- Brief
Can you convert every line of the data below into a JSON list of strings, one string per line and with blank lines skipped? Leave the pictures out.

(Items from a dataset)
====================

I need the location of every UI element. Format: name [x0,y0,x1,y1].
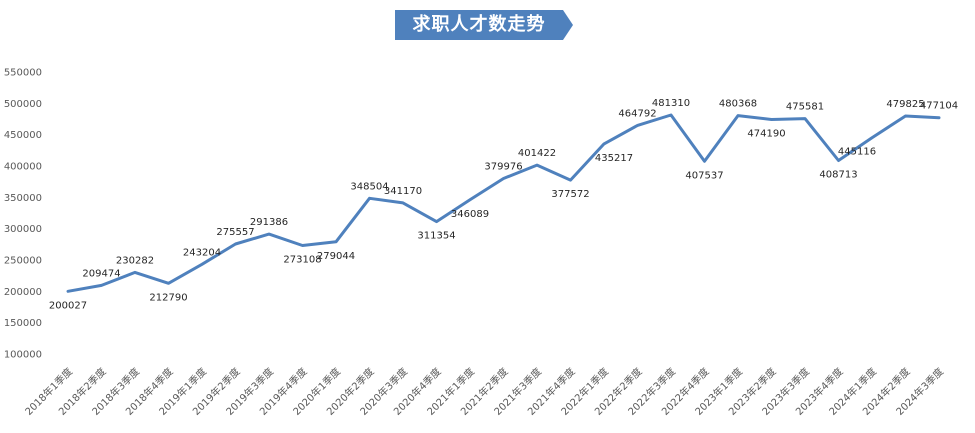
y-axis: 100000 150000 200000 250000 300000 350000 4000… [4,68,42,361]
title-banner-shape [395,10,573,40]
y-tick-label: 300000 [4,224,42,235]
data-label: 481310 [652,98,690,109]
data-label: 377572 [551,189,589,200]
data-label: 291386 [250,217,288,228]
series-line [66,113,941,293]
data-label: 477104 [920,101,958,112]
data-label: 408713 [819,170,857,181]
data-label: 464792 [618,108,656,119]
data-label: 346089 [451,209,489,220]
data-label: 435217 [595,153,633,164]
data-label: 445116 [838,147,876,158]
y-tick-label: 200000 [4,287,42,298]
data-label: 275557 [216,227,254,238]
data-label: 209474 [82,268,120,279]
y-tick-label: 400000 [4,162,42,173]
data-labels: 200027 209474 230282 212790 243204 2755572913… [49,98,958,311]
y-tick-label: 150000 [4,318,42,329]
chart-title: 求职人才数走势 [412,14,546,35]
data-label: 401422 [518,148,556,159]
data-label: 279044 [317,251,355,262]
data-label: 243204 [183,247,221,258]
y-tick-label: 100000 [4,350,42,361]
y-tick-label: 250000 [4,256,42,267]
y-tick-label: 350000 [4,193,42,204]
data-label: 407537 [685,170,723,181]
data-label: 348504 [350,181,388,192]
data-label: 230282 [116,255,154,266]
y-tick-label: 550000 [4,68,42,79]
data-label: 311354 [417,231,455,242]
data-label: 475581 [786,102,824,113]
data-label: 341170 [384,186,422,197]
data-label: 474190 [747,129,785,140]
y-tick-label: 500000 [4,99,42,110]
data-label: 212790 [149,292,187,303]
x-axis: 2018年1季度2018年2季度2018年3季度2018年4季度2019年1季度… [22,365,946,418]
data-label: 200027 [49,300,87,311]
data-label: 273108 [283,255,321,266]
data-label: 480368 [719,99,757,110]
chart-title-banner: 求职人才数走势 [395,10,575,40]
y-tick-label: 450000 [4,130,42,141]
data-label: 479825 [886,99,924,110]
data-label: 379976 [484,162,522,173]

====================

- Solution
[
  "I need the location of every UI element. Format: name [x0,y0,x1,y1].",
  "y-axis: 100000 150000 200000 250000 300000 350000 4000… [4,68,42,361]",
  "title-banner-shape [395,10,573,40]",
  "y-tick-label: 300000 [4,224,42,235]",
  "data-label: 481310 [652,98,690,109]",
  "data-label: 377572 [551,189,589,200]",
  "data-label: 291386 [250,217,288,228]",
  "series-line [66,113,941,293]",
  "data-label: 477104 [920,101,958,112]",
  "data-label: 408713 [819,170,857,181]",
  "data-label: 464792 [618,108,656,119]",
  "data-label: 346089 [451,209,489,220]",
  "data-label: 435217 [595,153,633,164]",
  "data-label: 445116 [838,147,876,158]",
  "y-tick-label: 200000 [4,287,42,298]",
  "data-label: 275557 [216,227,254,238]",
  "data-label: 209474 [82,268,120,279]",
  "y-tick-label: 400000 [4,162,42,173]",
  "data-labels: 200027 209474 230282 212790 243204 2755572913… [49,98,958,311]",
  "y-tick-label: 150000 [4,318,42,329]",
  "chart-title: 求职人才数走势 [412,14,546,35]",
  "data-label: 401422 [518,148,556,159]",
  "data-label: 279044 [317,251,355,262]",
  "data-label: 243204 [183,247,221,258]",
  "y-tick-label: 100000 [4,350,42,361]",
  "y-tick-label: 250000 [4,256,42,267]",
  "y-tick-label: 350000 [4,193,42,204]",
  "data-label: 407537 [685,170,723,181]",
  "data-label: 348504 [350,181,388,192]",
  "data-label: 230282 [116,255,154,266]",
  "y-tick-label: 550000 [4,68,42,79]",
  "data-label: 311354 [417,231,455,242]",
  "data-label: 475581 [786,102,824,113]",
  "data-label: 341170 [384,186,422,197]",
  "data-label: 474190 [747,129,785,140]",
  "y-tick-label: 500000 [4,99,42,110]",
  "data-label: 212790 [149,292,187,303]",
  "x-axis: 2018年1季度2018年2季度2018年3季度2018年4季度2019年1季度… [22,365,946,418]",
  "data-label: 200027 [49,300,87,311]",
  "data-label: 273108 [283,255,321,266]",
  "data-label: 480368 [719,99,757,110]",
  "chart-title-banner: 求职人才数走势 [395,10,575,40]",
  "y-tick-label: 450000 [4,130,42,141]",
  "data-label: 479825 [886,99,924,110]",
  "data-label: 379976 [484,162,522,173]"
]